### Dataset records
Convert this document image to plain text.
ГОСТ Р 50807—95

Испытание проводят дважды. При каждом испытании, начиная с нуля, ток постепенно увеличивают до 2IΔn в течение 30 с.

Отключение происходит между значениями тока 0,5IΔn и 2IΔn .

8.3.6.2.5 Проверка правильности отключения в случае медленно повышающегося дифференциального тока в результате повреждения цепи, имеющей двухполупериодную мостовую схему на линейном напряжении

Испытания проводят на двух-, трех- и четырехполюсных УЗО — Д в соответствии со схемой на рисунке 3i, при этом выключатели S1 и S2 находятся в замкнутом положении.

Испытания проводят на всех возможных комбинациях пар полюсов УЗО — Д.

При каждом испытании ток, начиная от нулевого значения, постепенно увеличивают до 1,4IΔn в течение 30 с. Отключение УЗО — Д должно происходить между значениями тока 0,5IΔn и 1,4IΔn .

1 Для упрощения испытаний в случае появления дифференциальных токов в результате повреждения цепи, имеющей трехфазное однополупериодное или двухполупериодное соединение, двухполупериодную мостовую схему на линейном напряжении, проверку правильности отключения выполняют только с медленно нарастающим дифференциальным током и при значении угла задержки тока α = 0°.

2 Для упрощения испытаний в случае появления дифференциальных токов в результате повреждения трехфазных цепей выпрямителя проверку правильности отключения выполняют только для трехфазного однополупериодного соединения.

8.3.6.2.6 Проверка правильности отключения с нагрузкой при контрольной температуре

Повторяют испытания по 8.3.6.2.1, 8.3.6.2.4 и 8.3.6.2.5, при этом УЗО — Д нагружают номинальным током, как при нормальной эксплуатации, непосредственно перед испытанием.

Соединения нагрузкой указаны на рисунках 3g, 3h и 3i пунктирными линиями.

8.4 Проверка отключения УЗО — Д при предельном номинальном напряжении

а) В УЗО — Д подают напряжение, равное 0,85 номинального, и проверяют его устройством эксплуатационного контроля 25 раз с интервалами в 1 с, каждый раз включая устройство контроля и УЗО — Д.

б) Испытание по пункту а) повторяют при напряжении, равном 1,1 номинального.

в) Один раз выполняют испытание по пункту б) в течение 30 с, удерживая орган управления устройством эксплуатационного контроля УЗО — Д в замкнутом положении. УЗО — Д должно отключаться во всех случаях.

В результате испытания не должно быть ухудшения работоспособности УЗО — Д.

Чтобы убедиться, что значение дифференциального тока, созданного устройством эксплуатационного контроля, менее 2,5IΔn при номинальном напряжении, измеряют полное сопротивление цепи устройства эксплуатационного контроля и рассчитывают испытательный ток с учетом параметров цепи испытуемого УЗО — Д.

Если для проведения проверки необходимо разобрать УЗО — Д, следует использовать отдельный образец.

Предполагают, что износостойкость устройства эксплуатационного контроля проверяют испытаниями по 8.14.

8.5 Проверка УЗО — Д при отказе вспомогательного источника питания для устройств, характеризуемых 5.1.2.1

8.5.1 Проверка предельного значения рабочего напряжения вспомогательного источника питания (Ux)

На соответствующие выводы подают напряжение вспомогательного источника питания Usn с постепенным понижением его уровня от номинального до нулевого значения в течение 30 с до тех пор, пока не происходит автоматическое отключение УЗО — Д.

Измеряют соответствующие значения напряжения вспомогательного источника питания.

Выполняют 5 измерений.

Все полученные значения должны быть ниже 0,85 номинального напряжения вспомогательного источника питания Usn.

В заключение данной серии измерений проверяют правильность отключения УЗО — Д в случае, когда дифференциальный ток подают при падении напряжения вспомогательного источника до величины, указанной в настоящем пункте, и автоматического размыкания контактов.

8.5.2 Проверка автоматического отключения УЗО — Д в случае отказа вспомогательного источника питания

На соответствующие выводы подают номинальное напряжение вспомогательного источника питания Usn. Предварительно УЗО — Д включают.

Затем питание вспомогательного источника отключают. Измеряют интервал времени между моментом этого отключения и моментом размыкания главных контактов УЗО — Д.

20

### Given problem
Write out all the lines again, exactly as they are.

### Exercise result
Convert this document image to plain text.
ГОСТ Р 50807—95

Испытание проводят дважды. При каждом испытании, начиная с нуля, ток постепенно увеличивают до 2IΔn в течение 30 с.

Отключение происходит между значениями тока 0,5IΔn и 2IΔn .

8.3.6.2.5 Проверка правильности отключения в случае медленно повышающегося дифференциального тока в результате повреждения цепи, имеющей двухполупериодную мостовую схему на линейном напряжении

Испытания проводят на двух-, трех- и четырехполюсных УЗО — Д в соответствии со схемой на рисунке 3i, при этом выключатели S1 и S2 находятся в замкнутом положении.

Испытания проводят на всех возможных комбинациях пар полюсов УЗО — Д.

При каждом испытании ток, начиная от нулевого значения, постепенно увеличивают до 1,4IΔn в течение 30 с. Отключение УЗО — Д должно происходить между значениями тока 0,5IΔn и 1,4IΔn .

1 Для упрощения испытаний в случае появления дифференциальных токов в результате повреждения цепи, имеющей трехфазное однополупериодное или двухполупериодное соединение, двухполупериодную мостовую схему на линейном напряжении, проверку правильности отключения выполняют только с медленно нарастающим дифференциальным током и при значении угла задержки тока α = 0°.

2 Для упрощения испытаний в случае появления дифференциальных токов в результате повреждения трехфазных цепей выпрямителя проверку правильности отключения выполняют только для трехфазного однополупериодного соединения.

8.3.6.2.6 Проверка правильности отключения с нагрузкой при контрольной температуре

Повторяют испытания по 8.3.6.2.1, 8.3.6.2.4 и 8.3.6.2.5, при этом УЗО — Д нагружают номинальным током, как при нормальной эксплуатации, непосредственно перед испытанием.

Соединения нагрузкой указаны на рисунках 3g, 3h и 3i пунктирными линиями.

8.4 Проверка отключения УЗО — Д при предельном номинальном напряжении

а) В УЗО — Д подают напряжение, равное 0,85 номинального, и проверяют его устройством эксплуатационного контроля 25 раз с интервалами в 1 с, каждый раз включая устройство контроля и УЗО — Д.

б) Испытание по пункту а) повторяют при напряжении, равном 1,1 номинального.

в) Один раз выполняют испытание по пункту б) в течение 30 с, удерживая орган управления устройством эксплуатационного контроля УЗО — Д в замкнутом положении. УЗО — Д должно отключаться во всех случаях.

В результате испытания не должно быть ухудшения работоспособности УЗО — Д.

Чтобы убедиться, что значение дифференциального тока, созданного устройством эксплуатационного контроля, менее 2,5IΔn при номинальном напряжении, измеряют полное сопротивление цепи устройства эксплуатационного контроля и рассчитывают испытательный ток с учетом параметров цепи испытуемого УЗО — Д.

Если для проведения проверки необходимо разобрать УЗО — Д, следует использовать отдельный образец.

Предполагают, что износостойкость устройства эксплуатационного контроля проверяют испытаниями по 8.14.

8.5 Проверка УЗО — Д при отказе вспомогательного источника питания для устройств, характеризуемых 5.1.2.1

8.5.1 Проверка предельного значения рабочего напряжения вспомогательного источника питания (Ux)

На соответствующие выводы подают напряжение вспомогательного источника питания Usn с постепенным понижением его уровня от номинального до нулевого значения в течение 30 с до тех пор, пока не происходит автоматическое отключение УЗО — Д.

Измеряют соответствующие значения напряжения вспомогательного источника питания.

Выполняют 5 измерений.

Все полученные значения должны быть ниже 0,85 номинального напряжения вспомогательного источника питания Usn.

В заключение данной серии измерений проверяют правильность отключения УЗО — Д в случае, когда дифференциальный ток подают при падении напряжения вспомогательного источника до величины, указанной в настоящем пункте, и автоматического размыкания контактов.

8.5.2 Проверка автоматического отключения УЗО — Д в случае отказа вспомогательного источника питания

На соответствующие выводы подают номинальное напряжение вспомогательного источника питания Usn. Предварительно УЗО — Д включают.

Затем питание вспомогательного источника отключают. Измеряют интервал времени между моментом этого отключения и моментом размыкания главных контактов УЗО — Д.

20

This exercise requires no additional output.